Dataset
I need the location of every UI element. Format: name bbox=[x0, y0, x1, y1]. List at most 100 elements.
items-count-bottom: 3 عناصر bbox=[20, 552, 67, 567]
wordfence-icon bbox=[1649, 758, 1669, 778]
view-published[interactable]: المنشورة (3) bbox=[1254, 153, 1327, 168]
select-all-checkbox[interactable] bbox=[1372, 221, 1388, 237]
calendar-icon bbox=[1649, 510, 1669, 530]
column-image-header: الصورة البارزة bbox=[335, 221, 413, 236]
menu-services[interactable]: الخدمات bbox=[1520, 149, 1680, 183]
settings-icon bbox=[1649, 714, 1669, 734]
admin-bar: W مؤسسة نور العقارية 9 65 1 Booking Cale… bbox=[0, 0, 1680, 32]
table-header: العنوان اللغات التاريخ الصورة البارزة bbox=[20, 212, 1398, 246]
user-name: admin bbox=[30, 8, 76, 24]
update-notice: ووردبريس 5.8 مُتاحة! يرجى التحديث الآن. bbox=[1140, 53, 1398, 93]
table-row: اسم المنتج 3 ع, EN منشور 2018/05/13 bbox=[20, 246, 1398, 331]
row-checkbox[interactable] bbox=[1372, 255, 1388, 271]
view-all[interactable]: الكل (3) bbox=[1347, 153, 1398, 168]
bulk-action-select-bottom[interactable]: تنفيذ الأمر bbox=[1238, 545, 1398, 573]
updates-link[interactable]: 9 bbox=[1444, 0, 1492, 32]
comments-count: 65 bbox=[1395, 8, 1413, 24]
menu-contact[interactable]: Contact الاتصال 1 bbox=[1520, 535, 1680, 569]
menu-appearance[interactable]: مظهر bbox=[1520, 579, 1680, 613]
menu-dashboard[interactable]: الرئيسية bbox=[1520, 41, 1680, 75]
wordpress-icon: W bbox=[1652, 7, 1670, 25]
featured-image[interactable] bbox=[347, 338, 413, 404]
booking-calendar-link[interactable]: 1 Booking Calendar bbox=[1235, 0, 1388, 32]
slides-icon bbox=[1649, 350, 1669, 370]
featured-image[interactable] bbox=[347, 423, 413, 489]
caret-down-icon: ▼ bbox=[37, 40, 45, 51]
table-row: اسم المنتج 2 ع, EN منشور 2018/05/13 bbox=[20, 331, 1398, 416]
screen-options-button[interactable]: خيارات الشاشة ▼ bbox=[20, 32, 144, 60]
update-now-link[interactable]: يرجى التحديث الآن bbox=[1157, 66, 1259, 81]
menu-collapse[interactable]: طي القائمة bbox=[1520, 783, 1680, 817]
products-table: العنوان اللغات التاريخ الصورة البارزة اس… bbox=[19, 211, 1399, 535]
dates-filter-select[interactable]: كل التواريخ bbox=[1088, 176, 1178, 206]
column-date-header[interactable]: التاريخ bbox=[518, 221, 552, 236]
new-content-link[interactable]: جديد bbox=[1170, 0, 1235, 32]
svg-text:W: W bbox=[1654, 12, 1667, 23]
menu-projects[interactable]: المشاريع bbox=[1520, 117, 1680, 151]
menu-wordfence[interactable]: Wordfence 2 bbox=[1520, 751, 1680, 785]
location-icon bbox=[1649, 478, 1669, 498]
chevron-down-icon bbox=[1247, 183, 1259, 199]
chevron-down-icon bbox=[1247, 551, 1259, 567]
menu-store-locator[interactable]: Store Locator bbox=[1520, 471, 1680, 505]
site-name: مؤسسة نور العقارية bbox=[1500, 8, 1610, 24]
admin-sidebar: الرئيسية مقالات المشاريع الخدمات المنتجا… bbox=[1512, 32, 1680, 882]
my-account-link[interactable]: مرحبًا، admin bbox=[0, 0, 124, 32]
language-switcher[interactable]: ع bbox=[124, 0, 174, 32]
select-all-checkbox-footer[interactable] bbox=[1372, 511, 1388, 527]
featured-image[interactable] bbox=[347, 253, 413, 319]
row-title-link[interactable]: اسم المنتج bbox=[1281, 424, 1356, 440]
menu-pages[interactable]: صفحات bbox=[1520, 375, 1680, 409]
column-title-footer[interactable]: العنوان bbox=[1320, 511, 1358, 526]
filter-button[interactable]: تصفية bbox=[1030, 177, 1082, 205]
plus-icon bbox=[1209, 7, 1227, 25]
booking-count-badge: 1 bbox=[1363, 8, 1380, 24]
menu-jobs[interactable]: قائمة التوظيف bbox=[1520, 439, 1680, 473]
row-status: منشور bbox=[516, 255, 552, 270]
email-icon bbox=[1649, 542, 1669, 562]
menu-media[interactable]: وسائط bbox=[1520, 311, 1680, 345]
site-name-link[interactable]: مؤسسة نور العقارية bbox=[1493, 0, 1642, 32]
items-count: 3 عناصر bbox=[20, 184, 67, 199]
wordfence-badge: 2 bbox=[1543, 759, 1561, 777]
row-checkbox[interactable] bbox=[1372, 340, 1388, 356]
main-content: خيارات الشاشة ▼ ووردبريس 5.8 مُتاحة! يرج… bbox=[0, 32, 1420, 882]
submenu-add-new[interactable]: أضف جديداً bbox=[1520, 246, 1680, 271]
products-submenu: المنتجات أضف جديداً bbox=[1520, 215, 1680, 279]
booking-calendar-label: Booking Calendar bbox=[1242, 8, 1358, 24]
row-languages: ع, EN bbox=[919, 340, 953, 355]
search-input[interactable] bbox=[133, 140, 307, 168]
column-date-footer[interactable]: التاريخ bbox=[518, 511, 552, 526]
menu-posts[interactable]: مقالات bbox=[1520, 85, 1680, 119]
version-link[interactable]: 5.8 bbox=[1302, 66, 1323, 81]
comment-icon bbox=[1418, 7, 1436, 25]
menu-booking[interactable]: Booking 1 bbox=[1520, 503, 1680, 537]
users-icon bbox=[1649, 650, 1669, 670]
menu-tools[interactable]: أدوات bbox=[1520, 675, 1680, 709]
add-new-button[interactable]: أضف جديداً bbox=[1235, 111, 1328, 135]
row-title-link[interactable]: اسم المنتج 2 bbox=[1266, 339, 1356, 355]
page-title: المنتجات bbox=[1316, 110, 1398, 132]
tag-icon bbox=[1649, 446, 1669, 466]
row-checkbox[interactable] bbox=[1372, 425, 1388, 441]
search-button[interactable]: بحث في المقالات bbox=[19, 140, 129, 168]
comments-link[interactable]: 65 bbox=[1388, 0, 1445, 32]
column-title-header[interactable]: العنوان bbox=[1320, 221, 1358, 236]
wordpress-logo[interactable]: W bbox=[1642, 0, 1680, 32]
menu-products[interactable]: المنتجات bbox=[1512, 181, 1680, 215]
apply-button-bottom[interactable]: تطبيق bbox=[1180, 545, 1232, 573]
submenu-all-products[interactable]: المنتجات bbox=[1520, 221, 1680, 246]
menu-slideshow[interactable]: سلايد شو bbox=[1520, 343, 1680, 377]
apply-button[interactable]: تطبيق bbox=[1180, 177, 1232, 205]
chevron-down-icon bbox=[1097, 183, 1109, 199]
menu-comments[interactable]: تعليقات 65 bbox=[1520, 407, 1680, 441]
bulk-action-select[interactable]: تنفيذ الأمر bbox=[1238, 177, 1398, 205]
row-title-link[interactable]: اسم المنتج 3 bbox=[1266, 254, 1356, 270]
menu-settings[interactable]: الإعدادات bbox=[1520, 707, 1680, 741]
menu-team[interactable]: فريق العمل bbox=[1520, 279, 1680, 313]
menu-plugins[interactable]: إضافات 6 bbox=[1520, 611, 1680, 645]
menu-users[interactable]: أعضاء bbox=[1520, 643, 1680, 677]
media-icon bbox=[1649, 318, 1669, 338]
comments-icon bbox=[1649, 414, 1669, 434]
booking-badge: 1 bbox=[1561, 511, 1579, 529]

Set exercise
Format everything from the start of the records down to the line containing "user-name: admin bbox=[30, 8, 76, 24]", inclusive, as a JSON list of strings with one string per line and blank lines left out.

The result
[
  "I need the location of every UI element. Format: name bbox=[x0, y0, x1, y1]. List at most 100 elements.",
  "items-count-bottom: 3 عناصر bbox=[20, 552, 67, 567]",
  "wordfence-icon bbox=[1649, 758, 1669, 778]",
  "view-published[interactable]: المنشورة (3) bbox=[1254, 153, 1327, 168]",
  "select-all-checkbox[interactable] bbox=[1372, 221, 1388, 237]",
  "calendar-icon bbox=[1649, 510, 1669, 530]",
  "column-image-header: الصورة البارزة bbox=[335, 221, 413, 236]",
  "menu-services[interactable]: الخدمات bbox=[1520, 149, 1680, 183]",
  "settings-icon bbox=[1649, 714, 1669, 734]",
  "admin-bar: W مؤسسة نور العقارية 9 65 1 Booking Cale… bbox=[0, 0, 1680, 32]",
  "table-header: العنوان اللغات التاريخ الصورة البارزة bbox=[20, 212, 1398, 246]",
  "user-name: admin bbox=[30, 8, 76, 24]"
]